*** STORED RECORDS ***
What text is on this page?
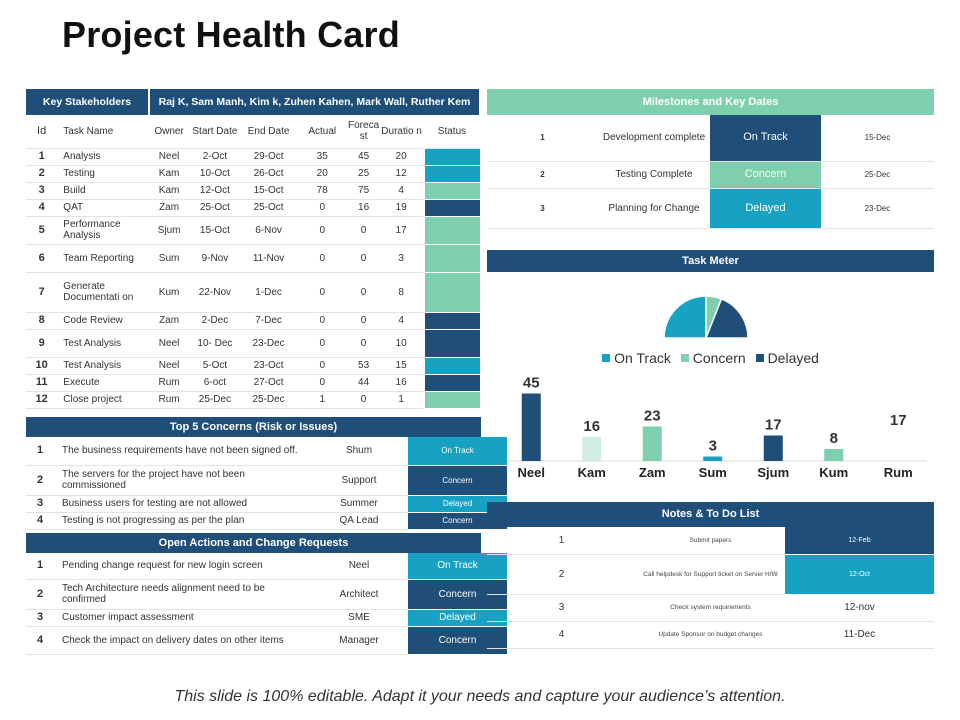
Project Health Card
Key Stakeholders		Raj K, Sam Manh, Kim k, Zuhen Kahen, Mark Wall, Ruther Kem						
Id	Task Name	Owner	Start Date	End Date	Actual	Foreca st	Duratio n	Status
1	Analysis	Neel	2-Oct	29-Oct	35	45	20	
2	Testing	Kam	10-Oct	26-Oct	20	25	12	
3	Build	Kam	12-Oct	15-Oct	78	75	4	
4	QAT	Zam	25-Oct	25-Oct	0	16	19	
5	Performance Analysis	Sjum	15-Oct	6-Nov	0	0	17	
6	Team Reporting	Sum	9-Nov	11-Nov	0	0	3	
7	Generate Documentati on	Kum	22-Nov	1-Dec	0	0	8	
8	Code Review	Zam	2-Dec	7-Dec	0	0	4	
9	Test Analysis	Neel	10- Dec	23-Dec	0	0	10	
10	Test Analysis	Neel	5-Oct	23-Oct	0	53	15	
11	Execute	Rum	6-oct	27-Oct	0	44	16	
12	Close project	Rum	25-Dec	25-Dec	1	0	1	
Top 5 Concerns (Risk or Issues)
1	The business requirements have not been signed off.	Shum	On Track
2	The servers for the project have not been commissioned	Support	Concern
3	Business users for testing are not allowed	Summer	Delayed
4	Testing is not progressing as per the plan	QA Lead	Concern
Open Actions and Change Requests
1	Pending change request for new login screen	Neel	On Track
2	Tech Architecture needs alignment need to be confirmed	Architect	Concern
3	Customer impact assessment	SME	Delayed
4	Check the impact on delivery dates on other items	Manager	Concern
Milestones and Key Dates
1	Development complete	On Track	15-Dec
2	Testing Complete	Concern	25-Dec
3	Planning for Change	Delayed	23-Dec
Task Meter
On Track Concern Delayed
45
Neel
16
Kam
23
Zam
3
Sum
17
Sjum
8
Kum
17
Rum
Notes & To Do List
1	Submit papers	12-Feb
2	Call helpdesk for Support ticket on Server H/W	12-Oct
3	Check system requirements	12-nov
4	Update Sponsor on budget changes	11-Dec
This slide is 100% editable. Adapt it your needs and capture your audience’s attention.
***
» STATED PROBLEM:
Without the pictures, copy the material exactly as given.

» ANSWER IN FULL:
What text is on this page?
Project Health Card
Key Stakeholders		Raj K, Sam Manh, Kim k, Zuhen Kahen, Mark Wall, Ruther Kem						
Id	Task Name	Owner	Start Date	End Date	Actual	Foreca st	Duratio n	Status
1	Analysis	Neel	2-Oct	29-Oct	35	45	20	
2	Testing	Kam	10-Oct	26-Oct	20	25	12	
3	Build	Kam	12-Oct	15-Oct	78	75	4	
4	QAT	Zam	25-Oct	25-Oct	0	16	19	
5	Performance Analysis	Sjum	15-Oct	6-Nov	0	0	17	
6	Team Reporting	Sum	9-Nov	11-Nov	0	0	3	
7	Generate Documentati on	Kum	22-Nov	1-Dec	0	0	8	
8	Code Review	Zam	2-Dec	7-Dec	0	0	4	
9	Test Analysis	Neel	10- Dec	23-Dec	0	0	10	
10	Test Analysis	Neel	5-Oct	23-Oct	0	53	15	
11	Execute	Rum	6-oct	27-Oct	0	44	16	
12	Close project	Rum	25-Dec	25-Dec	1	0	1	
Top 5 Concerns (Risk or Issues)
1	The business requirements have not been signed off.	Shum	On Track
2	The servers for the project have not been commissioned	Support	Concern
3	Business users for testing are not allowed	Summer	Delayed
4	Testing is not progressing as per the plan	QA Lead	Concern
Open Actions and Change Requests
1	Pending change request for new login screen	Neel	On Track
2	Tech Architecture needs alignment need to be confirmed	Architect	Concern
3	Customer impact assessment	SME	Delayed
4	Check the impact on delivery dates on other items	Manager	Concern
Milestones and Key Dates
1	Development complete	On Track	15-Dec
2	Testing Complete	Concern	25-Dec
3	Planning for Change	Delayed	23-Dec
Task Meter
On Track Concern Delayed
45
Neel
16
Kam
23
Zam
3
Sum
17
Sjum
8
Kum
17
Rum
Notes & To Do List
1	Submit papers	12-Feb
2	Call helpdesk for Support ticket on Server H/W	12-Oct
3	Check system requirements	12-nov
4	Update Sponsor on budget changes	11-Dec
This slide is 100% editable. Adapt it your needs and capture your audience’s attention.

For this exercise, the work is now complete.